> [TO BE DONE] Reproduce the material word for word from its first line through the line that contains "data-card xyxy=(186,85,291,150)", including both of those lines.
— start GIVEN INFORMATION —
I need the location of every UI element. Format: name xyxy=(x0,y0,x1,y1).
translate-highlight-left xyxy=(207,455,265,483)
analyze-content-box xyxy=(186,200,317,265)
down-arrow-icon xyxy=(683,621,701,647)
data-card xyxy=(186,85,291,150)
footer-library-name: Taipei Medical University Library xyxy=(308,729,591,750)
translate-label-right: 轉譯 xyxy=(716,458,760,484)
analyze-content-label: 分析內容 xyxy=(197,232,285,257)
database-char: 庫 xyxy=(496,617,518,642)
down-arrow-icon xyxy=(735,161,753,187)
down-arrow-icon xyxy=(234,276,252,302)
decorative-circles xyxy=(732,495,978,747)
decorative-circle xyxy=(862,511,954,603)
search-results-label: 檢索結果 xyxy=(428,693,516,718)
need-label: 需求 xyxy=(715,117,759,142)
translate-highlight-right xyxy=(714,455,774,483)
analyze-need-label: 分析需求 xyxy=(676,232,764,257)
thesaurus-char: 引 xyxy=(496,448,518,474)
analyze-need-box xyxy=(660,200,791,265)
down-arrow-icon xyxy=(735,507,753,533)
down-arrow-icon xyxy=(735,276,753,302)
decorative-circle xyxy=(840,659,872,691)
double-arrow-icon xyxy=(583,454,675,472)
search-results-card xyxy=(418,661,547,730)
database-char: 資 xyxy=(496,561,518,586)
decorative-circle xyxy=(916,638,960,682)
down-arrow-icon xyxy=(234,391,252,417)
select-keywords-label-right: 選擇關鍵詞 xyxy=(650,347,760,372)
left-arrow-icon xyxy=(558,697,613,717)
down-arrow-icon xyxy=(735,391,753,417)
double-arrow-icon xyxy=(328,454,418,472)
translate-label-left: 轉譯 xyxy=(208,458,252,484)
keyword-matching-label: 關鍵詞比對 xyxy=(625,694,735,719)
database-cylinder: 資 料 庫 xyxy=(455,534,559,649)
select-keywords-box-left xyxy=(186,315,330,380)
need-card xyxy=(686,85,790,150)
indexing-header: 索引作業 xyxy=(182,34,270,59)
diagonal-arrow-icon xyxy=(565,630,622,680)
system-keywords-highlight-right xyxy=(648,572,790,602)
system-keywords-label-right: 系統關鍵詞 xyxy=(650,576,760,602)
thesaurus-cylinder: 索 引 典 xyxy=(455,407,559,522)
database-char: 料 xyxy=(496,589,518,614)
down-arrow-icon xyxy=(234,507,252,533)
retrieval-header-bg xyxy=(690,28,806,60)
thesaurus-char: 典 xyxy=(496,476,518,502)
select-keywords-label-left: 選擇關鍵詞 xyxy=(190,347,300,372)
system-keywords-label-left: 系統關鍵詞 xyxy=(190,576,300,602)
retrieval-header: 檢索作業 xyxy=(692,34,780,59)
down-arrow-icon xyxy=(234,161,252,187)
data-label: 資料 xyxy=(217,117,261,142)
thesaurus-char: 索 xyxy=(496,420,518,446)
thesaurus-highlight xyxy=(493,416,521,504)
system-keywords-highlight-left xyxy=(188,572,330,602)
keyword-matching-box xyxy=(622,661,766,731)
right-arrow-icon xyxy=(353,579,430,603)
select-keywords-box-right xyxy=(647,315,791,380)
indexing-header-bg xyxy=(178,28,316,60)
— end GIVEN INFORMATION —
> [COMPLETE OUTPUT]
I need the location of every UI element. Format: name xyxy=(x0,y0,x1,y1).
translate-highlight-left xyxy=(207,455,265,483)
analyze-content-box xyxy=(186,200,317,265)
down-arrow-icon xyxy=(683,621,701,647)
data-card xyxy=(186,85,291,150)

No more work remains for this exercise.